» DATA SHOWN
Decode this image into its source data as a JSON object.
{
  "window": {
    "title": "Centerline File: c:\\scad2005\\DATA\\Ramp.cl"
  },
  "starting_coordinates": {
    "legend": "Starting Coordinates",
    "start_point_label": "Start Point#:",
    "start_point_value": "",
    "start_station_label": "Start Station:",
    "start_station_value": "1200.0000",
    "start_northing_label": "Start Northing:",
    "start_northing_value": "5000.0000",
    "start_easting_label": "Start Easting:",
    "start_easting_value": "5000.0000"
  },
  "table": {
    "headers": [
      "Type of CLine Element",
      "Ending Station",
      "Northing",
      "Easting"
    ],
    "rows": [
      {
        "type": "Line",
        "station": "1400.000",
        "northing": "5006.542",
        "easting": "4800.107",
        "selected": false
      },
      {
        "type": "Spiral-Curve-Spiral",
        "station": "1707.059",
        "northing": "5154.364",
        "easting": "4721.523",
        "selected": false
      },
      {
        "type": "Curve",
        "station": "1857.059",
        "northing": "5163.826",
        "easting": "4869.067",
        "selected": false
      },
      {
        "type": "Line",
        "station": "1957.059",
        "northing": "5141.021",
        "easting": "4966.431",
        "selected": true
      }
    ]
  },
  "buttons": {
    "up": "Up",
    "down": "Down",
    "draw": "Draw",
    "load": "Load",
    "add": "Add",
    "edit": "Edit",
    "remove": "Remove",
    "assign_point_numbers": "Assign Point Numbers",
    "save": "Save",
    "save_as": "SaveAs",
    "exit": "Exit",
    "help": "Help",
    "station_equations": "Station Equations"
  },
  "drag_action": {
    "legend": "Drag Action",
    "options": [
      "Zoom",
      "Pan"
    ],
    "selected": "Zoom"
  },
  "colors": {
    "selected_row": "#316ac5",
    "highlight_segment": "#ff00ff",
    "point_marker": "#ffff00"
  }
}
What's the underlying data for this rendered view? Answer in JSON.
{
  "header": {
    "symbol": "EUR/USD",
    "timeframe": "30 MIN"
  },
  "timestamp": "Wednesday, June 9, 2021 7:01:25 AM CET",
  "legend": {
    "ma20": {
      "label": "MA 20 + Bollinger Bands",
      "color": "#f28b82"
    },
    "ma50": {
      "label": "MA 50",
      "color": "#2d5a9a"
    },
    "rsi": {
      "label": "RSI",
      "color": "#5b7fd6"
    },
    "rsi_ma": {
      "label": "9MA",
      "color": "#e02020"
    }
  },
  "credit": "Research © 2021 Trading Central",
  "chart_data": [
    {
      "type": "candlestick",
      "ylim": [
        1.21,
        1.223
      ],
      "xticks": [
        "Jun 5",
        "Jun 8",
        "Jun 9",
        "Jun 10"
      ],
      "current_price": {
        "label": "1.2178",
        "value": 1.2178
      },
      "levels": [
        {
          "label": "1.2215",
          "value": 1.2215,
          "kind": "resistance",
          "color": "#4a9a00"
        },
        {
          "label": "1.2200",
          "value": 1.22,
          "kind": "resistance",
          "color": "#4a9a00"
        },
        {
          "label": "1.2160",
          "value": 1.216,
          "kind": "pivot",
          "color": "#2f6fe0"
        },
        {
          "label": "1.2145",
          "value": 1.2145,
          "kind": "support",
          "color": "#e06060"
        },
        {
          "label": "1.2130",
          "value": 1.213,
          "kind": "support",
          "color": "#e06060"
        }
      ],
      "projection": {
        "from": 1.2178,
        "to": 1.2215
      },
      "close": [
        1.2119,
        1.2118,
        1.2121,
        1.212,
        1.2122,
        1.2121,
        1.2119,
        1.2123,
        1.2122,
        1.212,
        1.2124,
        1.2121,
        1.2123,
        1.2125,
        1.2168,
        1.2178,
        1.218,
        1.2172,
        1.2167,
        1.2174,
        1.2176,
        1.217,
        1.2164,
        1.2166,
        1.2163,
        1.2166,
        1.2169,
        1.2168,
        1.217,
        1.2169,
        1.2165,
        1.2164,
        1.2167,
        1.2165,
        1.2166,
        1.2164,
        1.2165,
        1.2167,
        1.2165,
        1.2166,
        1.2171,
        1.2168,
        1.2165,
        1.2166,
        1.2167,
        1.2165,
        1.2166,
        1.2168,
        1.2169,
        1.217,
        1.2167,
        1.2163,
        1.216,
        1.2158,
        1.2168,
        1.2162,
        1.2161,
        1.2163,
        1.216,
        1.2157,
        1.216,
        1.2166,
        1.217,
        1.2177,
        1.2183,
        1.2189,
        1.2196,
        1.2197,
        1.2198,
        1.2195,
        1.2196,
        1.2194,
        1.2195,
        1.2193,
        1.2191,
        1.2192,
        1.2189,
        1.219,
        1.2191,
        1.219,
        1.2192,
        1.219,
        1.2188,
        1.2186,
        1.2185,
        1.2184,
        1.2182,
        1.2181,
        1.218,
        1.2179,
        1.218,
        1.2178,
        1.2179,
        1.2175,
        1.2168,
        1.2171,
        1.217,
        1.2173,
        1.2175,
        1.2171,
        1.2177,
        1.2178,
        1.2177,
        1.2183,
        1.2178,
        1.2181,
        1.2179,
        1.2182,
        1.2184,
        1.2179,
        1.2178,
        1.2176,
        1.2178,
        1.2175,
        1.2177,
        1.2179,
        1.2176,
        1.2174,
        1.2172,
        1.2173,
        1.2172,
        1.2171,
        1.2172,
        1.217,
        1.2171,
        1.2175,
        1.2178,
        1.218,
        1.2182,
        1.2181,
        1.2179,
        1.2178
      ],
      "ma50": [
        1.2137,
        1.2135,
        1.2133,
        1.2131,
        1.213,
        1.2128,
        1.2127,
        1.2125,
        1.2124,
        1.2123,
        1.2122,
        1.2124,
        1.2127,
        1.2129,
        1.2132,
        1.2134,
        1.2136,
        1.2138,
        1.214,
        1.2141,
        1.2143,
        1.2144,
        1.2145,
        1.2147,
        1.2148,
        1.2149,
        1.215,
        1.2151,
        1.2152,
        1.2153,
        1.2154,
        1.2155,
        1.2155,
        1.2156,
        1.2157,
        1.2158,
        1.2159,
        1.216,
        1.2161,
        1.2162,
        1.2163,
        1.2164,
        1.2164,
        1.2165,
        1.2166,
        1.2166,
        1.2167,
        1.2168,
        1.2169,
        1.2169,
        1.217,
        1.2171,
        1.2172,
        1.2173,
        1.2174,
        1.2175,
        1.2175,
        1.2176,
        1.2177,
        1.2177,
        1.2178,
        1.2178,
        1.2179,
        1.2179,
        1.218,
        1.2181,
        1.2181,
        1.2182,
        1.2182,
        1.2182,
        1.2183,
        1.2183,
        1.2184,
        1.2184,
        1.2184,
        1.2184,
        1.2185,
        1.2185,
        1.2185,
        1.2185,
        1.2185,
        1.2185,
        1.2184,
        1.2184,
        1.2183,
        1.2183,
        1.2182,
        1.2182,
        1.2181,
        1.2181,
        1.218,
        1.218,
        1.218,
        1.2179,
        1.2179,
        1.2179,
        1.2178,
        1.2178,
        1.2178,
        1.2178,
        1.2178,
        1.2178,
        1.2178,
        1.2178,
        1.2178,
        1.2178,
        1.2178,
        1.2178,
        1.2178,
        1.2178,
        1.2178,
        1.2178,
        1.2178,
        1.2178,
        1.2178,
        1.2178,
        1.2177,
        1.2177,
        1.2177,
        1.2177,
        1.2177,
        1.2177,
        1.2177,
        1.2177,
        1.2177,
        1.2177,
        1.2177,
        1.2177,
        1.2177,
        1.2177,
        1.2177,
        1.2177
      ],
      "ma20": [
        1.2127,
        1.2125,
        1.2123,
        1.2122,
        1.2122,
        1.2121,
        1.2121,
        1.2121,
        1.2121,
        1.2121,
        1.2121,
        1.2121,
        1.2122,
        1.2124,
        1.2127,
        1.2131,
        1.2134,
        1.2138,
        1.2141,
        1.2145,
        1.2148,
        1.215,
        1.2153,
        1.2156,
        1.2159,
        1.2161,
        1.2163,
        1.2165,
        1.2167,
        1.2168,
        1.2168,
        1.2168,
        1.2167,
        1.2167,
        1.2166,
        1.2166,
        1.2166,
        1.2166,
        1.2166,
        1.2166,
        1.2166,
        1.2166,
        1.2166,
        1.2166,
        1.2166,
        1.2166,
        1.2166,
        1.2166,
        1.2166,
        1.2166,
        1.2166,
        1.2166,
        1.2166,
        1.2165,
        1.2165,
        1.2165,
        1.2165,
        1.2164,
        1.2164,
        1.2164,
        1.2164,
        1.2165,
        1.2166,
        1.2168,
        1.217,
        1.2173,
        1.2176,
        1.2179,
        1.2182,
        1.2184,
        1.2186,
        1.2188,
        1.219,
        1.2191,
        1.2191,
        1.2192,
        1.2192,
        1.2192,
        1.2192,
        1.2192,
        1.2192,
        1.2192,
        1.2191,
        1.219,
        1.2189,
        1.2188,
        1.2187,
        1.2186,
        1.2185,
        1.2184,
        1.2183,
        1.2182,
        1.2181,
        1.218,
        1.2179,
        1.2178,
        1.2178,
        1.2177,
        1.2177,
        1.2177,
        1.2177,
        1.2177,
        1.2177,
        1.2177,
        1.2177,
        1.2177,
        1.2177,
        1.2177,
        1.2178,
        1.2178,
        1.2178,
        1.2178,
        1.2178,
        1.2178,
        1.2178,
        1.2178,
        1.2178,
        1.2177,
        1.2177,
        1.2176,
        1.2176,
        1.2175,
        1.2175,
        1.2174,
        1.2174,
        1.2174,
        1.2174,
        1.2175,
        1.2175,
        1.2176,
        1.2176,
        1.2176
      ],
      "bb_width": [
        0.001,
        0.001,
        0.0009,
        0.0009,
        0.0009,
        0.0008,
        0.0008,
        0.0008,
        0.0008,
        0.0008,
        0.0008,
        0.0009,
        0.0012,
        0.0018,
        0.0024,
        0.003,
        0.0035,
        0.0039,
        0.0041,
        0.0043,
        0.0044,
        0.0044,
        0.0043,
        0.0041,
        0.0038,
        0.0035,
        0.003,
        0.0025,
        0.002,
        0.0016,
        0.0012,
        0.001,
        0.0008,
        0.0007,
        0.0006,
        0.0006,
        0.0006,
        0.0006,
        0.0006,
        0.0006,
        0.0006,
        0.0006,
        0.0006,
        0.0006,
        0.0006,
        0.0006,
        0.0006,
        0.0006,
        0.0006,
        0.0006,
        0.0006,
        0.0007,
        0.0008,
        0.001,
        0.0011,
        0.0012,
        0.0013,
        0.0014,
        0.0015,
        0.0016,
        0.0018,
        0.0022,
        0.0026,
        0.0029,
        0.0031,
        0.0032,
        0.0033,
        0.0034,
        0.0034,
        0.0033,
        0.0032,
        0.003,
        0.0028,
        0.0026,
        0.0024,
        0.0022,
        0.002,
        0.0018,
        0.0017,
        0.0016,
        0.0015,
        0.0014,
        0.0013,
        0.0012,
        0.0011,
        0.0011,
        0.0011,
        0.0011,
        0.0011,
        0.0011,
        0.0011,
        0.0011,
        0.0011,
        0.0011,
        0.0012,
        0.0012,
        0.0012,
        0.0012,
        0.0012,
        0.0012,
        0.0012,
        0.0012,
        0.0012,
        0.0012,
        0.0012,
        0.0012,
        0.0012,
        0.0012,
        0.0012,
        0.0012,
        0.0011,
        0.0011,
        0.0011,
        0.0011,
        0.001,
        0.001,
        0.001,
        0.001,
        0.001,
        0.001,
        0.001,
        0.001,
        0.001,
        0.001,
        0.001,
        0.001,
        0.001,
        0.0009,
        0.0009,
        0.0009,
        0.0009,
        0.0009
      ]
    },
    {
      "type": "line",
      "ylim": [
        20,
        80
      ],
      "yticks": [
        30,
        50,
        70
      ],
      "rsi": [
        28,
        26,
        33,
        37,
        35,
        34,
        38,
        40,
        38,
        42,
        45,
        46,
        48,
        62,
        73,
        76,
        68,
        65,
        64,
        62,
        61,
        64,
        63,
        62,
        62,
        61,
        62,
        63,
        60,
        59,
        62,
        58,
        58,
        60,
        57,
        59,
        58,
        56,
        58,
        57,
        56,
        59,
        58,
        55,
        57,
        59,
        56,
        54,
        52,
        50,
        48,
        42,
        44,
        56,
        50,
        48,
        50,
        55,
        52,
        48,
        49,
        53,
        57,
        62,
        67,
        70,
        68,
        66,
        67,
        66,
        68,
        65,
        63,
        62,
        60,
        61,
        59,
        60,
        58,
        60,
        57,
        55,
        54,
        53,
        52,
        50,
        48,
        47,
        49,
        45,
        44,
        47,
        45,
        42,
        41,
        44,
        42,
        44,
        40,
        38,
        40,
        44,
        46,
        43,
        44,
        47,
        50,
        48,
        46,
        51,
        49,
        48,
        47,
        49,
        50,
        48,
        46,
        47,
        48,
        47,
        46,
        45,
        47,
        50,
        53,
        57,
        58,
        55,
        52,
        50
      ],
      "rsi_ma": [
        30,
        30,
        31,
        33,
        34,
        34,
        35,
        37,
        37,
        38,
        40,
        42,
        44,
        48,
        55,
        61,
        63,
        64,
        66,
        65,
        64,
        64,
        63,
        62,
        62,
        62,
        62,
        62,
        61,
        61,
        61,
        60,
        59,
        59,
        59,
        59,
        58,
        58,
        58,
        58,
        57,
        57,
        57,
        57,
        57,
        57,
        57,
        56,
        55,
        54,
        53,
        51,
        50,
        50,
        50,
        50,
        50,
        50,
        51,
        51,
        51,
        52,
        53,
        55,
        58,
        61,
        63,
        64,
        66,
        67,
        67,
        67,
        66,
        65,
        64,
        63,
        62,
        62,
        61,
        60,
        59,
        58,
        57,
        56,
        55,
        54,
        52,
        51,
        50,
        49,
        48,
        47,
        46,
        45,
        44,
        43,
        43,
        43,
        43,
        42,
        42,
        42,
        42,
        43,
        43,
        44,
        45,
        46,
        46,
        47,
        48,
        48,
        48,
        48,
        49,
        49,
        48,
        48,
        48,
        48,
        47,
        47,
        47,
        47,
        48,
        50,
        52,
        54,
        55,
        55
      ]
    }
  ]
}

» EXERCISE
How many of the lines in the listing above hold the word "legend"? Report only that figure.

» ANSWER TO THIS EXERCISE
3